Show all lines from the data that include the word "text".

* Start Supplied material *

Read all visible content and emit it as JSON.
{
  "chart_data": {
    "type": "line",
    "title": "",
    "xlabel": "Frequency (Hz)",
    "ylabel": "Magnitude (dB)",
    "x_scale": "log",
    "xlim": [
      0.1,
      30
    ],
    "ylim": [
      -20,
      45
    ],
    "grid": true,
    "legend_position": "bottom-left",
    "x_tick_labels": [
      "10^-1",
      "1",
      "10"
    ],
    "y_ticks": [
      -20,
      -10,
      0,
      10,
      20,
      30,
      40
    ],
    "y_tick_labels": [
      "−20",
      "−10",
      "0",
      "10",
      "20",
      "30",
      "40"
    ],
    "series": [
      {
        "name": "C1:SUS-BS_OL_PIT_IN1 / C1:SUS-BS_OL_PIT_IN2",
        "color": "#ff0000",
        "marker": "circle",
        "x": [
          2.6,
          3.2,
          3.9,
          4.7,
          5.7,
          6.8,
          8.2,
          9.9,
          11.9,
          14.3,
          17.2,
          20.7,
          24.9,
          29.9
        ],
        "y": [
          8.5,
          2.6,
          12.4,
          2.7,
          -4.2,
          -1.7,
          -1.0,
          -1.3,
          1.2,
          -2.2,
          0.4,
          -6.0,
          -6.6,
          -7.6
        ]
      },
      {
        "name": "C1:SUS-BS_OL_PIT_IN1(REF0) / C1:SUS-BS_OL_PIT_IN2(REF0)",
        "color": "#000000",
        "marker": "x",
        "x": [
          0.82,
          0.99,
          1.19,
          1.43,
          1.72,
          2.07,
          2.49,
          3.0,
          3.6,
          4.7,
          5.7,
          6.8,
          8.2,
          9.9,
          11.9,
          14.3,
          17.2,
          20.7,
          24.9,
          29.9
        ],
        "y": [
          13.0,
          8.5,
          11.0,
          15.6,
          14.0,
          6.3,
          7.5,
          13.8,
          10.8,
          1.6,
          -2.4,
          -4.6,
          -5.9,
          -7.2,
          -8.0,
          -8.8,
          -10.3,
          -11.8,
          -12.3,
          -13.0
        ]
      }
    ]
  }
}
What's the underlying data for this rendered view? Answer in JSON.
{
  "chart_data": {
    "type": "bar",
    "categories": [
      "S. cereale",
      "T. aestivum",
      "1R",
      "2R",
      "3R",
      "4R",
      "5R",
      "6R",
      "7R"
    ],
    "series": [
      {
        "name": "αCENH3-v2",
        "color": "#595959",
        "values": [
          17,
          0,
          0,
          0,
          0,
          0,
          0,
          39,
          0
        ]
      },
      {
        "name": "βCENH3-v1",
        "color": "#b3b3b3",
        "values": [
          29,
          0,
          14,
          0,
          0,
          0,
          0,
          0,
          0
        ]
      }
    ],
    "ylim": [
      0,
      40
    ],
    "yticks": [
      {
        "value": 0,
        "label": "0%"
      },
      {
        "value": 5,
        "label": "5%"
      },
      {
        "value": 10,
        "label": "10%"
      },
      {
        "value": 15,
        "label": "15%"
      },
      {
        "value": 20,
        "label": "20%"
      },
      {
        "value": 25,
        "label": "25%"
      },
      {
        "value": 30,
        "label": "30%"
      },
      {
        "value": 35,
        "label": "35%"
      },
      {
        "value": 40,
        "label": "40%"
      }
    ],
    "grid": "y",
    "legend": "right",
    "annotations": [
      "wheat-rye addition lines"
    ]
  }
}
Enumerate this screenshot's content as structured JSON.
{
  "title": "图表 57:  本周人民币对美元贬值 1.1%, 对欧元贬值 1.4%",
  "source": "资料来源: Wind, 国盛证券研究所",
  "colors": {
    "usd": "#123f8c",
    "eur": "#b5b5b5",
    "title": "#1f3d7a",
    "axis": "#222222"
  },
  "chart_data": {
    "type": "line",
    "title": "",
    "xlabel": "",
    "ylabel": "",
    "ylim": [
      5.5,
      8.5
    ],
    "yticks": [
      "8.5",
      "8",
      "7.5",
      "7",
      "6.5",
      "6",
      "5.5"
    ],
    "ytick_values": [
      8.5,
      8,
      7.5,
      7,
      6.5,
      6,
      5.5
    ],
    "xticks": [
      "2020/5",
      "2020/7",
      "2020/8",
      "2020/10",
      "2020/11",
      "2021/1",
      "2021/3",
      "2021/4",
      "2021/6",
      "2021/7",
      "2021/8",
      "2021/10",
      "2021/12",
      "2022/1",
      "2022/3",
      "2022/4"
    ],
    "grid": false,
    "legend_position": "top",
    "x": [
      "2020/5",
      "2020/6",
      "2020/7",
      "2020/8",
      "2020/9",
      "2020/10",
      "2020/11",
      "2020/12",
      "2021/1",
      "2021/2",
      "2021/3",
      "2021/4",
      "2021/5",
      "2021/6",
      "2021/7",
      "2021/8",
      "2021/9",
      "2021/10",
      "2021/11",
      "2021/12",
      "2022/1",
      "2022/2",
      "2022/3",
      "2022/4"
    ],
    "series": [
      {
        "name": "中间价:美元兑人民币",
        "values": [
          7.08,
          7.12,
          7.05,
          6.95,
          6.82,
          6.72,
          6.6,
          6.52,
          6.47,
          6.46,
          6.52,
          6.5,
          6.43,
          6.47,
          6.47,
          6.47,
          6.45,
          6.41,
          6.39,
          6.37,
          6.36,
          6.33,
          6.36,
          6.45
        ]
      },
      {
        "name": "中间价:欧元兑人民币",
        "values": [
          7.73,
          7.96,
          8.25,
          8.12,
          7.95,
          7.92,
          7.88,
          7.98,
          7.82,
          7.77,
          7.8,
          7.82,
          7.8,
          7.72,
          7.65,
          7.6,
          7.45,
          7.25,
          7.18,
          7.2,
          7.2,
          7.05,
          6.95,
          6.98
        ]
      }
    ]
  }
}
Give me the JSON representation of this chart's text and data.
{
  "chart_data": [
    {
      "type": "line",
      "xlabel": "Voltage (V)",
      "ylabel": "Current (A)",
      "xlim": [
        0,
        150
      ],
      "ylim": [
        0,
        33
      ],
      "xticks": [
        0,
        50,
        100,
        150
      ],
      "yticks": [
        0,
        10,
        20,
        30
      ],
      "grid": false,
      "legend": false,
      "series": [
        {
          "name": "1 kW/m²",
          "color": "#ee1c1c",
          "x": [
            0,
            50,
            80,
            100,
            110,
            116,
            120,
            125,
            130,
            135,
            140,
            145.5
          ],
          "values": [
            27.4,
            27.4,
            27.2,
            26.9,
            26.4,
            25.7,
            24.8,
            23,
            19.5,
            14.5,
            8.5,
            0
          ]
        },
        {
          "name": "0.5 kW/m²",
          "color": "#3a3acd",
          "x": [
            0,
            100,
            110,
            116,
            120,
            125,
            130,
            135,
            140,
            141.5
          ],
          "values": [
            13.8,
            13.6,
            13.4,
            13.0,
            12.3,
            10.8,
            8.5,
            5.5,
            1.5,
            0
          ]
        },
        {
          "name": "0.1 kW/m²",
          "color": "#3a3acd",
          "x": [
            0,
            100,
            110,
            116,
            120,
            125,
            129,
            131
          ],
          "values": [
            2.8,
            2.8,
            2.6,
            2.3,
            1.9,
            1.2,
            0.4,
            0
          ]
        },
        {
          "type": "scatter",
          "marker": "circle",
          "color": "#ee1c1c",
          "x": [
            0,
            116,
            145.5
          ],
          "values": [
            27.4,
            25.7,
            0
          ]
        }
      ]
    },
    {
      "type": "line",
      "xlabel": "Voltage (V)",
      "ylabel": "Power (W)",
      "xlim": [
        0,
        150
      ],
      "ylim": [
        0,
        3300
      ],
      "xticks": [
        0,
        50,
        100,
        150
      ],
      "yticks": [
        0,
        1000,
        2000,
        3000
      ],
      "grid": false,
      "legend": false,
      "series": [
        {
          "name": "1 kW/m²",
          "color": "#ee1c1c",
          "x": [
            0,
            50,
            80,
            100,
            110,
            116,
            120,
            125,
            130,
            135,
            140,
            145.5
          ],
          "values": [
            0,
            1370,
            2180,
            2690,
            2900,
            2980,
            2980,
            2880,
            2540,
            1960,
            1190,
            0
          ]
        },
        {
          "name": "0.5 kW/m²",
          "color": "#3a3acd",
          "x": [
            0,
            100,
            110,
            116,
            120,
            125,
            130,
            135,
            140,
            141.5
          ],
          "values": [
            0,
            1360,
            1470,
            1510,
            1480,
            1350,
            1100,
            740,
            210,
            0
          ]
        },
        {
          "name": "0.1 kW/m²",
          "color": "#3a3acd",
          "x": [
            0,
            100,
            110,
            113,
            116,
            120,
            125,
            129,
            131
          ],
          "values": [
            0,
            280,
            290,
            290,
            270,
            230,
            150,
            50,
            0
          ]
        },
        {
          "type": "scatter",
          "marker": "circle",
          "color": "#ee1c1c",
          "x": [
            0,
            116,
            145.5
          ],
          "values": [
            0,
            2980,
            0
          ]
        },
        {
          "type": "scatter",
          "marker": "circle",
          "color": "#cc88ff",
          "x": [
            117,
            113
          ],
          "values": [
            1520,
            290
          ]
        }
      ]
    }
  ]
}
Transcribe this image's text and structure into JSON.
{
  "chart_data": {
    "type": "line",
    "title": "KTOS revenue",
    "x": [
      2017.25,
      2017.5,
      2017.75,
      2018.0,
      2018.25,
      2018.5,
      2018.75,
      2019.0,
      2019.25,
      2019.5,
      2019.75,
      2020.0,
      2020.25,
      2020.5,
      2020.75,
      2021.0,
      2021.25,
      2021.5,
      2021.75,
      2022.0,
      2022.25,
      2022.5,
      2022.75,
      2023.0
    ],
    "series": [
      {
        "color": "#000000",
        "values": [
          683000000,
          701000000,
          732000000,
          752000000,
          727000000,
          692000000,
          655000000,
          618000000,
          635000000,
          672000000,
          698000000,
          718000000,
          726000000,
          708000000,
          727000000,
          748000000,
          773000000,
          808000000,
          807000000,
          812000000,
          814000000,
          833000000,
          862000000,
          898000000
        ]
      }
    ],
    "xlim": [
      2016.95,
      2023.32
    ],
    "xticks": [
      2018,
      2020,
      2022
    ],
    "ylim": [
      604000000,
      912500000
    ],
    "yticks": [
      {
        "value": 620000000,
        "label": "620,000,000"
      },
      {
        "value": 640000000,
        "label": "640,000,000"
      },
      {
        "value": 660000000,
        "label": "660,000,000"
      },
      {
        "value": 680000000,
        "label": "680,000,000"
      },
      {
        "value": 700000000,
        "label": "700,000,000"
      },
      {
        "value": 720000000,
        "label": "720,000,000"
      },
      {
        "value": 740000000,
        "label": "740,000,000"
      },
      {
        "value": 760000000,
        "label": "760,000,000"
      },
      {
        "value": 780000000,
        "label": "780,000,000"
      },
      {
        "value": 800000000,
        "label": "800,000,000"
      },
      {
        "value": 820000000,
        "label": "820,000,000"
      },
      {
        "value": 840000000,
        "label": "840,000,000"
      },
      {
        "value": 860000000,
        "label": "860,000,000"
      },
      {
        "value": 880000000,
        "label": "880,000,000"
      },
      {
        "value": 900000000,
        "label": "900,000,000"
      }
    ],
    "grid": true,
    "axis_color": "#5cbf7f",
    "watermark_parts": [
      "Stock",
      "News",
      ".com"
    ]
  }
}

* End Supplied material *

# Response below:
Give me the JSON representation of this chart's text and data.
Transcribe this image's text and structure into JSON.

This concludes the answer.